I never read Flaubert because his very French name and most famous novel being called Madame Bovary offended my pseudo masculinity, but this book kicks ass. The Punic religion and customs are so foreign (destroyed so thoroughly in the historic record) that it feels more like a novelization of Conan the barbarian than a historical drama.

John Waaben

Awesome ep- def gotta pick up the book. What are Mark’s and John’s favorite novels btw?

Isaac Kalish

On the remarks about Teixeira: I have to admit I've treated this case as more or less of a joke when talking to others. Like it was just the folly of an unsympathetic fuckup, and even implied that this guy deserves it in some sense. But Mark's point is really true here, and deserves more discussion. The Espionage act is an absolutely barbaric law, and the penalties include life imprisonment, it's used as a resistance-is-futile cudgel. The big evolution in the past few decades is that the clause in the Espionage act that the information taken or disclosed must be "to the advantage of a foreign power" has become more and more broadly interpreted to the point where pure public disclosure is taken as the same act as stealing documents and giving them to a foreign intelligence service. This type of prosecution fell apart with Ellsberg but has been just accepted as a fait accompli just a little over a decade later. (Side note: To my surprise i have met several people name Teixeira here in massachusetts who pronounced their own name as just 'TEX-ERA', but i think they may have just been surrendering to local Townie-fied proununciation. EDIT: Should have read the criminal complaint before I spoke the "advantage of a foreign power" language comes from the part of the Episonage act that was folded into Section 794, Teixeira is charged under Section 793, still incredibly repressive.

Anonymous

seems to me like a lot of the issue is that the US has set up the greatest surveillance system in history, but the problem is that that means that they have access to more data than ever before in history, most of it meaningless. in order to sift through all that data and actually use it they have to give more and more people access to that data, which means that it is less and less secure. considering the number of people who seem to have access to top secret intelligence it seems obvious that it isn't that hard for Russia or china to get their hands on anything they want, so in reality the US basically gathers all the worlds data together so that it can be used by everyone.

- DATA SHOWN -
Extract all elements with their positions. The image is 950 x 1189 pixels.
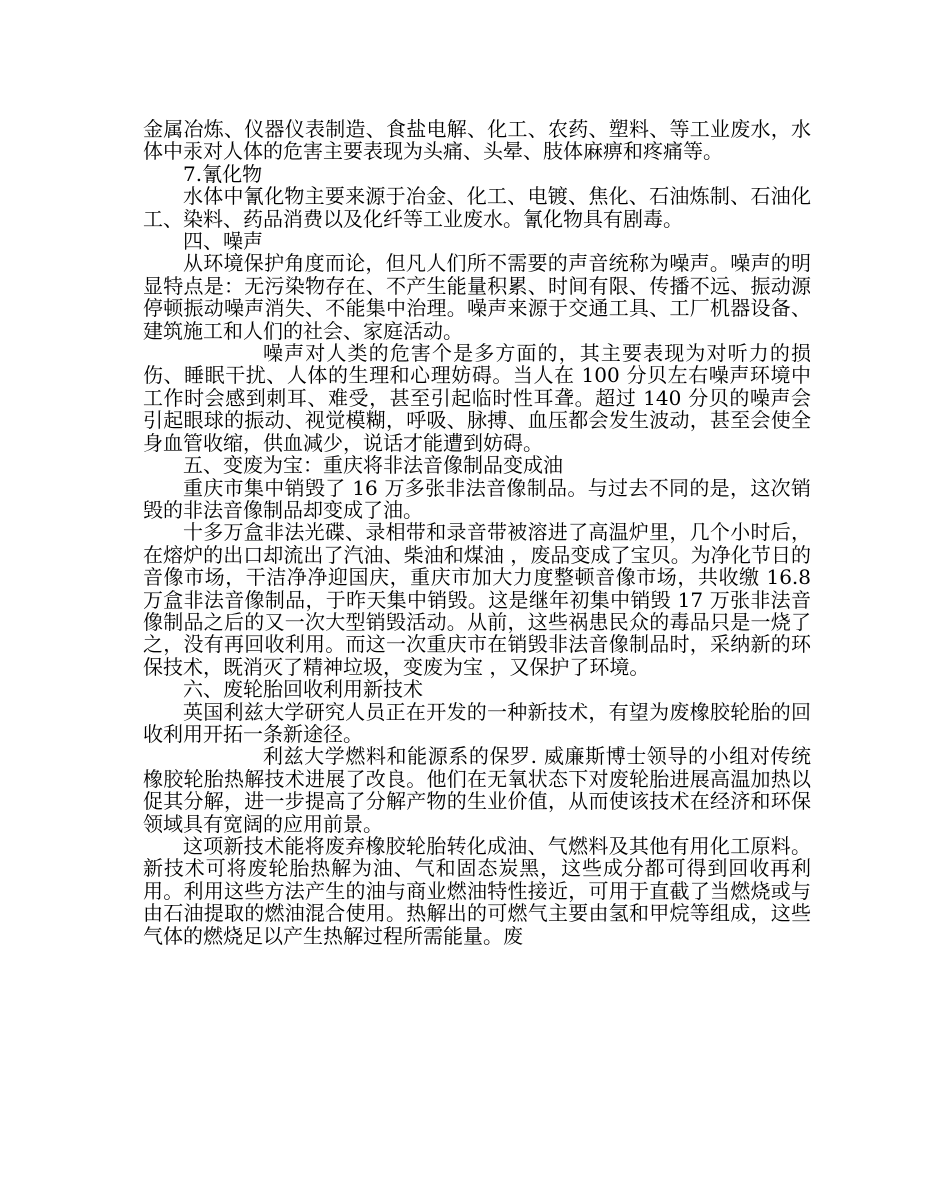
document-body xyxy=(143,118,811,947)
paragraph-mercury-continued: 金属冶炼、仪器仪表制造、食盐电解、化工、农药、塑料、等工业废水，水体中汞对人体的危害主要表现为头痛、头晕、肢体麻痹和疼痛等。 xyxy=(143,117,811,164)
paragraph-noise-harm: 噪声对人类的危害个是多方面的，其主要表现为对听力的损伤、睡眠干扰、人体的生理和心理妨碍。当人在 100 分贝左右噪声环境中工作时会感到刺耳、难受，甚至引起临时性耳聋。超过 140 分贝的噪声会引起眼球的振动、视觉模糊，呼吸、脉搏、血压都会发生波动，甚至会使全身血管收缩，供血减少，说话才能遭到妨碍。 xyxy=(143,341,811,455)
paragraph-tire-technology: 这项新技术能将废弃橡胶轮胎转化成油、气燃料及其他有用化工原料。新技术可将废轮胎热解为油、气和固态炭黑，这些成分都可得到回收再利用。利用这些方法产生的油与商业燃油特性接近，可用于直截了当燃烧或与由石油提取的燃油混合使用。热解出的可燃气主要由氢和甲烷等组成，这些气体的燃烧足以产生热解过程所需能量。废 xyxy=(143,834,811,948)
heading-tire-recycling: 六、废轮胎回收利用新技术 xyxy=(183,677,423,702)
paragraph-leeds-intro: 英国利兹大学研究人员正在开发的一种新技术，有望为废橡胶轮胎的回收利用开拓一条新途径。 xyxy=(143,699,811,746)
paragraph-cyanide: 水体中氰化物主要来源于冶金、化工、电镀、焦化、石油炼制、石油化工、染料、药品消费以及化纤等工业废水。氰化物具有剧毒。 xyxy=(143,184,811,231)
heading-waste-to-treasure: 五、变废为宝：重庆将非法音像制品变成油 xyxy=(183,453,563,478)
paragraph-leeds-research: 利兹大学燃料和能源系的保罗. 威廉斯博士领导的小组对传统橡胶轮胎热解技术进展了改良。他们在无氧状态下对废轮胎进展高温加热以促其分解，进一步提高了分解产物的生业价值，从而使该技术在经济和环保领域具有宽阔的应用前景。 xyxy=(143,744,811,836)
paragraph-chongqing-detail: 十多万盒非法光碟、录相带和录音带被溶进了高温炉里，几个小时后，在熔炉的出口却流出了汽油、柴油和煤油 ，废品变成了宝贝。为净化节日的音像市场，干洁净净迎国庆，重庆市加大力度整顿音像市场，共收缴 16.8 万盒非法音像制品，于昨天集中销毁。这是继年初集中销毁 17 万张非法音像制品之后的又一次大型销毁活动。从前，这些祸患民众的毒品只是一烧了之，没有再回收利用。而这一次重庆市在销毁非法音像制品时，采纳新的环保技术，既消灭了精神垃圾，变废为宝 ，又保护了环境。 xyxy=(143,520,811,679)
heading-noise: 四、噪声 xyxy=(183,229,263,254)
paragraph-chongqing-destroy: 重庆市集中销毁了 16 万多张非法音像制品。与过去不同的是，这次销毁的非法音像制品却变成了油。 xyxy=(143,475,811,522)
paragraph-noise-definition: 从环境保护角度而论，但凡人们所不需要的声音统称为噪声。噪声的明显特点是：无污染物存在、不产生能量积累、时间有限、传播不远、振动源停顿振动噪声消失、不能集中治理。噪声来源于交通工具、工厂机器设备、建筑施工和人们的社会、家庭活动。 xyxy=(143,251,811,343)
heading-cyanide: 7.氰化物 xyxy=(183,161,263,186)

- WHAT THE EXERCISE ASKS -
Write out everything in the comment thread from "seems to me" down to "used by everyone.", switching "surveillance system" to "monitoring apparatus". You won't need the data for any of this.

- EXPECTED OUTPUT -
seems to me like a lot of the issue is that the US has set up the greatest monitoring apparatus in history, but the problem is that that means that they have access to more data than ever before in history, most of it meaningless. in order to sift through all that data and actually use it they have to give more and more people access to that data, which means that it is less and less secure. considering the number of people who seem to have access to top secret intelligence it seems obvious that it isn't that hard for Russia or china to get their hands on anything they want, so in reality the US basically gathers all the worlds data together so that it can be used by everyone.